* Begin INPUT MATERIAL *

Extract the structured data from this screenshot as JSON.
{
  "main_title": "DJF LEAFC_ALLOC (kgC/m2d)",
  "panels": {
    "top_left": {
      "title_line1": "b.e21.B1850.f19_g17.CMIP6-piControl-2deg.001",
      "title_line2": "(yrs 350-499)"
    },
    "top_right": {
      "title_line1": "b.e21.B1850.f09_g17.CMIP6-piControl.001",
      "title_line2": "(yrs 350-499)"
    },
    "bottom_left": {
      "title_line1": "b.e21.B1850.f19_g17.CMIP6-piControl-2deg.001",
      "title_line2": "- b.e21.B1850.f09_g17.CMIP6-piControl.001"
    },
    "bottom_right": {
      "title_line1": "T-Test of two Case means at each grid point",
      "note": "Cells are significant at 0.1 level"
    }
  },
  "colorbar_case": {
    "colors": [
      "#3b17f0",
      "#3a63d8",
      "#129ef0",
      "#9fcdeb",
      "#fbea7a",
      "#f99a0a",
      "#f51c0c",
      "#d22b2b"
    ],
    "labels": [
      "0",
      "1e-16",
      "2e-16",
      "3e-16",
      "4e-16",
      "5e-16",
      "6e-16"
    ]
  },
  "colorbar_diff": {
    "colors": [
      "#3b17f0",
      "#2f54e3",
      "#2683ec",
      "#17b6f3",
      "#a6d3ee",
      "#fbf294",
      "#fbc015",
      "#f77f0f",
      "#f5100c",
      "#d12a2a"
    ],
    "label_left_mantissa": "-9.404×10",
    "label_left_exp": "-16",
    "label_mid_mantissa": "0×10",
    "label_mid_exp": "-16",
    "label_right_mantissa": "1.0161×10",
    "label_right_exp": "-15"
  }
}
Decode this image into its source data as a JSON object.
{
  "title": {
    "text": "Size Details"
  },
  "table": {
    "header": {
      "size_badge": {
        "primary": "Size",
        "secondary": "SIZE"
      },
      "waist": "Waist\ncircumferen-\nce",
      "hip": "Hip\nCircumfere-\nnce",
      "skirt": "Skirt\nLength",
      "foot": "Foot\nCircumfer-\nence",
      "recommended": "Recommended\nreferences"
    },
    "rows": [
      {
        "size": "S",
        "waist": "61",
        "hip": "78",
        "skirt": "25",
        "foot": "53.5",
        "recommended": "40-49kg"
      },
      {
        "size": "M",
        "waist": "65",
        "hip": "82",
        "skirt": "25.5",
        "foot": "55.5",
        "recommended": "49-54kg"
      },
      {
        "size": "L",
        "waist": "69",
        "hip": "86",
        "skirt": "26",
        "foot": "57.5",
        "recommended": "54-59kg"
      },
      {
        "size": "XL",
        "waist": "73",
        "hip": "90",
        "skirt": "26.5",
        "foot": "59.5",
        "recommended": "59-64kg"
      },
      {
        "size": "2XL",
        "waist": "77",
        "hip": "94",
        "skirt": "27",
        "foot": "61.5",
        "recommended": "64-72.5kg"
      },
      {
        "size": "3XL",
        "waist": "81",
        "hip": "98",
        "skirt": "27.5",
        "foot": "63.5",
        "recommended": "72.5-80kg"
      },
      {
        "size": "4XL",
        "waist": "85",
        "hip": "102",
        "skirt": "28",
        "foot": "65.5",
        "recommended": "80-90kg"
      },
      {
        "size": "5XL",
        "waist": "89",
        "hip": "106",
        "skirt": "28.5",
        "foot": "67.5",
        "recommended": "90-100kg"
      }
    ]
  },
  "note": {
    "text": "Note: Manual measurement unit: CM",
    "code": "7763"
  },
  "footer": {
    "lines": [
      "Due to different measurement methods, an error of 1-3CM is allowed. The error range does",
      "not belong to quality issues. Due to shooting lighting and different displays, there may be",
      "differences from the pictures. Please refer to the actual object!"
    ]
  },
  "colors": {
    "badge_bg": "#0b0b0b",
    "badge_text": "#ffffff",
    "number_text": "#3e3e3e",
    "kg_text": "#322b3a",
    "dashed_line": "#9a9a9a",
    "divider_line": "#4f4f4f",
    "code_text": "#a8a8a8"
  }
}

* End INPUT MATERIAL *

TASK GOAL:
Please repeat the listing above in full and exactly.

WRITTEN RESPONSE:
Extract the structured data from this screenshot as JSON.
{
  "main_title": "DJF LEAFC_ALLOC (kgC/m2d)",
  "panels": {
    "top_left": {
      "title_line1": "b.e21.B1850.f19_g17.CMIP6-piControl-2deg.001",
      "title_line2": "(yrs 350-499)"
    },
    "top_right": {
      "title_line1": "b.e21.B1850.f09_g17.CMIP6-piControl.001",
      "title_line2": "(yrs 350-499)"
    },
    "bottom_left": {
      "title_line1": "b.e21.B1850.f19_g17.CMIP6-piControl-2deg.001",
      "title_line2": "- b.e21.B1850.f09_g17.CMIP6-piControl.001"
    },
    "bottom_right": {
      "title_line1": "T-Test of two Case means at each grid point",
      "note": "Cells are significant at 0.1 level"
    }
  },
  "colorbar_case": {
    "colors": [
      "#3b17f0",
      "#3a63d8",
      "#129ef0",
      "#9fcdeb",
      "#fbea7a",
      "#f99a0a",
      "#f51c0c",
      "#d22b2b"
    ],
    "labels": [
      "0",
      "1e-16",
      "2e-16",
      "3e-16",
      "4e-16",
      "5e-16",
      "6e-16"
    ]
  },
  "colorbar_diff": {
    "colors": [
      "#3b17f0",
      "#2f54e3",
      "#2683ec",
      "#17b6f3",
      "#a6d3ee",
      "#fbf294",
      "#fbc015",
      "#f77f0f",
      "#f5100c",
      "#d12a2a"
    ],
    "label_left_mantissa": "-9.404×10",
    "label_left_exp": "-16",
    "label_mid_mantissa": "0×10",
    "label_mid_exp": "-16",
    "label_right_mantissa": "1.0161×10",
    "label_right_exp": "-15"
  }
}
Decode this image into its source data as a JSON object.
{
  "title": {
    "text": "Size Details"
  },
  "table": {
    "header": {
      "size_badge": {
        "primary": "Size",
        "secondary": "SIZE"
      },
      "waist": "Waist\ncircumferen-\nce",
      "hip": "Hip\nCircumfere-\nnce",
      "skirt": "Skirt\nLength",
      "foot": "Foot\nCircumfer-\nence",
      "recommended": "Recommended\nreferences"
    },
    "rows": [
      {
        "size": "S",
        "waist": "61",
        "hip": "78",
        "skirt": "25",
        "foot": "53.5",
        "recommended": "40-49kg"
      },
      {
        "size": "M",
        "waist": "65",
        "hip": "82",
        "skirt": "25.5",
        "foot": "55.5",
        "recommended": "49-54kg"
      },
      {
        "size": "L",
        "waist": "69",
        "hip": "86",
        "skirt": "26",
        "foot": "57.5",
        "recommended": "54-59kg"
      },
      {
        "size": "XL",
        "waist": "73",
        "hip": "90",
        "skirt": "26.5",
        "foot": "59.5",
        "recommended": "59-64kg"
      },
      {
        "size": "2XL",
        "waist": "77",
        "hip": "94",
        "skirt": "27",
        "foot": "61.5",
        "recommended": "64-72.5kg"
      },
      {
        "size": "3XL",
        "waist": "81",
        "hip": "98",
        "skirt": "27.5",
        "foot": "63.5",
        "recommended": "72.5-80kg"
      },
      {
        "size": "4XL",
        "waist": "85",
        "hip": "102",
        "skirt": "28",
        "foot": "65.5",
        "recommended": "80-90kg"
      },
      {
        "size": "5XL",
        "waist": "89",
        "hip": "106",
        "skirt": "28.5",
        "foot": "67.5",
        "recommended": "90-100kg"
      }
    ]
  },
  "note": {
    "text": "Note: Manual measurement unit: CM",
    "code": "7763"
  },
  "footer": {
    "lines": [
      "Due to different measurement methods, an error of 1-3CM is allowed. The error range does",
      "not belong to quality issues. Due to shooting lighting and different displays, there may be",
      "differences from the pictures. Please refer to the actual object!"
    ]
  },
  "colors": {
    "badge_bg": "#0b0b0b",
    "badge_text": "#ffffff",
    "number_text": "#3e3e3e",
    "kg_text": "#322b3a",
    "dashed_line": "#9a9a9a",
    "divider_line": "#4f4f4f",
    "code_text": "#a8a8a8"
  }
}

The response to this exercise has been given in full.